(Collected data entries)
┄┄┄┄┄┄

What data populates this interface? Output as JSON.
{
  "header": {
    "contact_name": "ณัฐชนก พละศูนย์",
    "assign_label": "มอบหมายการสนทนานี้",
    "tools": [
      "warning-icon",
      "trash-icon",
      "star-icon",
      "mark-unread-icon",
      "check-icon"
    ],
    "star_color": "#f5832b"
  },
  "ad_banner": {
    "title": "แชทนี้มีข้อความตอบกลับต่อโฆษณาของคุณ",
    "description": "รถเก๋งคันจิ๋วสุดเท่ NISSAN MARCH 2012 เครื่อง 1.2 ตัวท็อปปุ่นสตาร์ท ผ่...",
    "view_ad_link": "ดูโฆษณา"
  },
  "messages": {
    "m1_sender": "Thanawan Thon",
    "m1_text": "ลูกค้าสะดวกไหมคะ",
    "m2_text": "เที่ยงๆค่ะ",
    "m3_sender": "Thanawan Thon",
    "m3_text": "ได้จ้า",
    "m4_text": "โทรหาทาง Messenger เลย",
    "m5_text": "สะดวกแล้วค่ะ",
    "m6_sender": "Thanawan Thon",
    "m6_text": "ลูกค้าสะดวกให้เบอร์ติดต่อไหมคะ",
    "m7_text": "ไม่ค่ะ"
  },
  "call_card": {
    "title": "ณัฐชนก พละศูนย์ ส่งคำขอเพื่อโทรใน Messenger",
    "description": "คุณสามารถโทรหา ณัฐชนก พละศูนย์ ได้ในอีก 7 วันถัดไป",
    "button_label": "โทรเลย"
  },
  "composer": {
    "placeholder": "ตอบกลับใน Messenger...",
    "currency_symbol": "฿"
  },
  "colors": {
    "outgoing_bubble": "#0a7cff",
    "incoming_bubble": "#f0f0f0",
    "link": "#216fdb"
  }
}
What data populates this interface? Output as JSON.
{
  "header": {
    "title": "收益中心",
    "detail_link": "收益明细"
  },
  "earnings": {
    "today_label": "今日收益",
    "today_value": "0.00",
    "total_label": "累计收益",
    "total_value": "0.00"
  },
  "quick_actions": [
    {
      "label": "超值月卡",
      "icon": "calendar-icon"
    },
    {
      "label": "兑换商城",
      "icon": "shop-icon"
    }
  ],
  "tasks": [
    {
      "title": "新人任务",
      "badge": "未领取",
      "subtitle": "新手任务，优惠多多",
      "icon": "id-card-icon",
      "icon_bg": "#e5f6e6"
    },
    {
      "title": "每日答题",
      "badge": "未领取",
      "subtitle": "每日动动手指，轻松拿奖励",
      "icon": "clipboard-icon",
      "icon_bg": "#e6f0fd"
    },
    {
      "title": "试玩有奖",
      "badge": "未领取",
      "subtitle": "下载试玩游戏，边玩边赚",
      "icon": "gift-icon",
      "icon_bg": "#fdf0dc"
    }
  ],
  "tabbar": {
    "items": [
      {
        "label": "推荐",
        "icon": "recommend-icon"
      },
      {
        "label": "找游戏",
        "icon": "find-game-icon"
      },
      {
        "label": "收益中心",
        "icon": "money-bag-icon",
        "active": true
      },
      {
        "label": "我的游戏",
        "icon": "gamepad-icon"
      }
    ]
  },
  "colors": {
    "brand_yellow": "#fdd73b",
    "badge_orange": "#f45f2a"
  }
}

┄┄┄┄┄┄

● INSTRUCTION
Transcribe the material above in its entirety. Match it exactly.

● FINISHED EXERCISE
What data populates this interface? Output as JSON.
{
  "header": {
    "contact_name": "ณัฐชนก พละศูนย์",
    "assign_label": "มอบหมายการสนทนานี้",
    "tools": [
      "warning-icon",
      "trash-icon",
      "star-icon",
      "mark-unread-icon",
      "check-icon"
    ],
    "star_color": "#f5832b"
  },
  "ad_banner": {
    "title": "แชทนี้มีข้อความตอบกลับต่อโฆษณาของคุณ",
    "description": "รถเก๋งคันจิ๋วสุดเท่ NISSAN MARCH 2012 เครื่อง 1.2 ตัวท็อปปุ่นสตาร์ท ผ่...",
    "view_ad_link": "ดูโฆษณา"
  },
  "messages": {
    "m1_sender": "Thanawan Thon",
    "m1_text": "ลูกค้าสะดวกไหมคะ",
    "m2_text": "เที่ยงๆค่ะ",
    "m3_sender": "Thanawan Thon",
    "m3_text": "ได้จ้า",
    "m4_text": "โทรหาทาง Messenger เลย",
    "m5_text": "สะดวกแล้วค่ะ",
    "m6_sender": "Thanawan Thon",
    "m6_text": "ลูกค้าสะดวกให้เบอร์ติดต่อไหมคะ",
    "m7_text": "ไม่ค่ะ"
  },
  "call_card": {
    "title": "ณัฐชนก พละศูนย์ ส่งคำขอเพื่อโทรใน Messenger",
    "description": "คุณสามารถโทรหา ณัฐชนก พละศูนย์ ได้ในอีก 7 วันถัดไป",
    "button_label": "โทรเลย"
  },
  "composer": {
    "placeholder": "ตอบกลับใน Messenger...",
    "currency_symbol": "฿"
  },
  "colors": {
    "outgoing_bubble": "#0a7cff",
    "incoming_bubble": "#f0f0f0",
    "link": "#216fdb"
  }
}
What data populates this interface? Output as JSON.
{
  "header": {
    "title": "收益中心",
    "detail_link": "收益明细"
  },
  "earnings": {
    "today_label": "今日收益",
    "today_value": "0.00",
    "total_label": "累计收益",
    "total_value": "0.00"
  },
  "quick_actions": [
    {
      "label": "超值月卡",
      "icon": "calendar-icon"
    },
    {
      "label": "兑换商城",
      "icon": "shop-icon"
    }
  ],
  "tasks": [
    {
      "title": "新人任务",
      "badge": "未领取",
      "subtitle": "新手任务，优惠多多",
      "icon": "id-card-icon",
      "icon_bg": "#e5f6e6"
    },
    {
      "title": "每日答题",
      "badge": "未领取",
      "subtitle": "每日动动手指，轻松拿奖励",
      "icon": "clipboard-icon",
      "icon_bg": "#e6f0fd"
    },
    {
      "title": "试玩有奖",
      "badge": "未领取",
      "subtitle": "下载试玩游戏，边玩边赚",
      "icon": "gift-icon",
      "icon_bg": "#fdf0dc"
    }
  ],
  "tabbar": {
    "items": [
      {
        "label": "推荐",
        "icon": "recommend-icon"
      },
      {
        "label": "找游戏",
        "icon": "find-game-icon"
      },
      {
        "label": "收益中心",
        "icon": "money-bag-icon",
        "active": true
      },
      {
        "label": "我的游戏",
        "icon": "gamepad-icon"
      }
    ]
  },
  "colors": {
    "brand_yellow": "#fdd73b",
    "badge_orange": "#f45f2a"
  }
}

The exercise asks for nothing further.